▶ _Requirements_:
Set down each line of the material that follows, exactly, with no pictures.

▶ _Records supplied_:
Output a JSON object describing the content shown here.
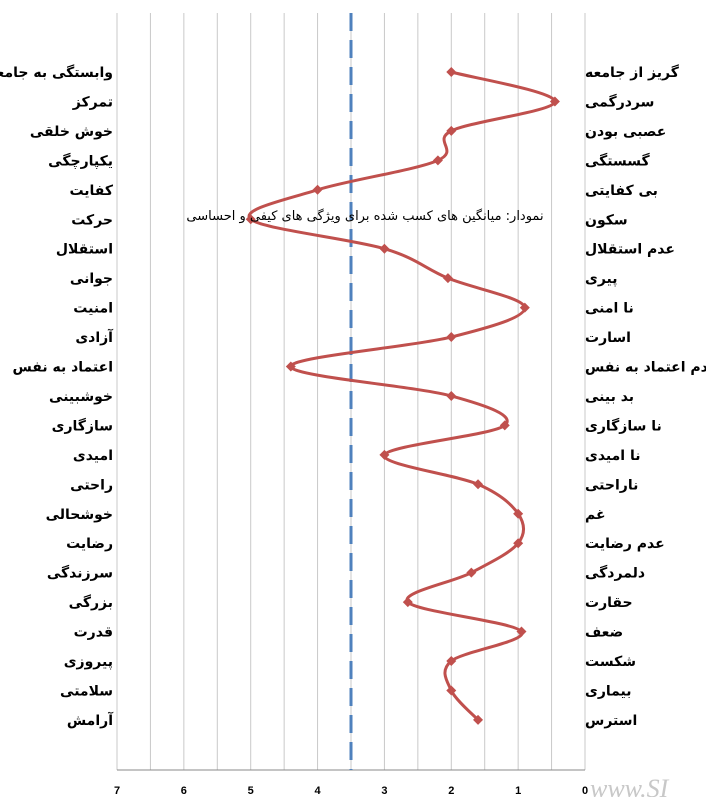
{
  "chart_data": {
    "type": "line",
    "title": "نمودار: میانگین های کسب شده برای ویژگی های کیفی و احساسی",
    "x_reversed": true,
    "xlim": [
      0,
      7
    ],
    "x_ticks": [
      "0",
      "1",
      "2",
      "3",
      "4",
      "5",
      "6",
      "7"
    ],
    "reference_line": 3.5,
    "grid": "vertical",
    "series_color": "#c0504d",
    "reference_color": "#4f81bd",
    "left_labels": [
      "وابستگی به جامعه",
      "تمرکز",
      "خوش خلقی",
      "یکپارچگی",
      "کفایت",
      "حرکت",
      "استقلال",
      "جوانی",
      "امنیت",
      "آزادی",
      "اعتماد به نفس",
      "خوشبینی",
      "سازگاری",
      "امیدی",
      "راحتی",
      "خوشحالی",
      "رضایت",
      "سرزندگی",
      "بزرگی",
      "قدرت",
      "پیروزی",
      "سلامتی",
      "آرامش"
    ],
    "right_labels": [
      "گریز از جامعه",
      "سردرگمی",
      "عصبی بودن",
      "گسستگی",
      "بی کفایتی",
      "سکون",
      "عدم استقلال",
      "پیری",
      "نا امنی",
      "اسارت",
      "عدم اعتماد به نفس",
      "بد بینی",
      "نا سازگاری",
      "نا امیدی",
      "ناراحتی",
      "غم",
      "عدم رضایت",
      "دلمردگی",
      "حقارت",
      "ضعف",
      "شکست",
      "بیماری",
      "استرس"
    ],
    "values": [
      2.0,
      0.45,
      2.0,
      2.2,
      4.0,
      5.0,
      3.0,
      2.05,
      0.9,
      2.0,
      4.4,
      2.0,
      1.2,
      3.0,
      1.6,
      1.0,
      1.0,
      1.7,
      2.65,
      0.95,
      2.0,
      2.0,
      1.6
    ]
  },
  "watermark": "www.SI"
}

▶ _Result of the exercise_:
Output a JSON object describing the content shown here.
{
  "chart_data": {
    "type": "line",
    "title": "نمودار: میانگین های کسب شده برای ویژگی های کیفی و احساسی",
    "x_reversed": true,
    "xlim": [
      0,
      7
    ],
    "x_ticks": [
      "0",
      "1",
      "2",
      "3",
      "4",
      "5",
      "6",
      "7"
    ],
    "reference_line": 3.5,
    "grid": "vertical",
    "series_color": "#c0504d",
    "reference_color": "#4f81bd",
    "left_labels": [
      "وابستگی به جامعه",
      "تمرکز",
      "خوش خلقی",
      "یکپارچگی",
      "کفایت",
      "حرکت",
      "استقلال",
      "جوانی",
      "امنیت",
      "آزادی",
      "اعتماد به نفس",
      "خوشبینی",
      "سازگاری",
      "امیدی",
      "راحتی",
      "خوشحالی",
      "رضایت",
      "سرزندگی",
      "بزرگی",
      "قدرت",
      "پیروزی",
      "سلامتی",
      "آرامش"
    ],
    "right_labels": [
      "گریز از جامعه",
      "سردرگمی",
      "عصبی بودن",
      "گسستگی",
      "بی کفایتی",
      "سکون",
      "عدم استقلال",
      "پیری",
      "نا امنی",
      "اسارت",
      "عدم اعتماد به نفس",
      "بد بینی",
      "نا سازگاری",
      "نا امیدی",
      "ناراحتی",
      "غم",
      "عدم رضایت",
      "دلمردگی",
      "حقارت",
      "ضعف",
      "شکست",
      "بیماری",
      "استرس"
    ],
    "values": [
      2.0,
      0.45,
      2.0,
      2.2,
      4.0,
      5.0,
      3.0,
      2.05,
      0.9,
      2.0,
      4.4,
      2.0,
      1.2,
      3.0,
      1.6,
      1.0,
      1.0,
      1.7,
      2.65,
      0.95,
      2.0,
      2.0,
      1.6
    ]
  },
  "watermark": "www.SI"
}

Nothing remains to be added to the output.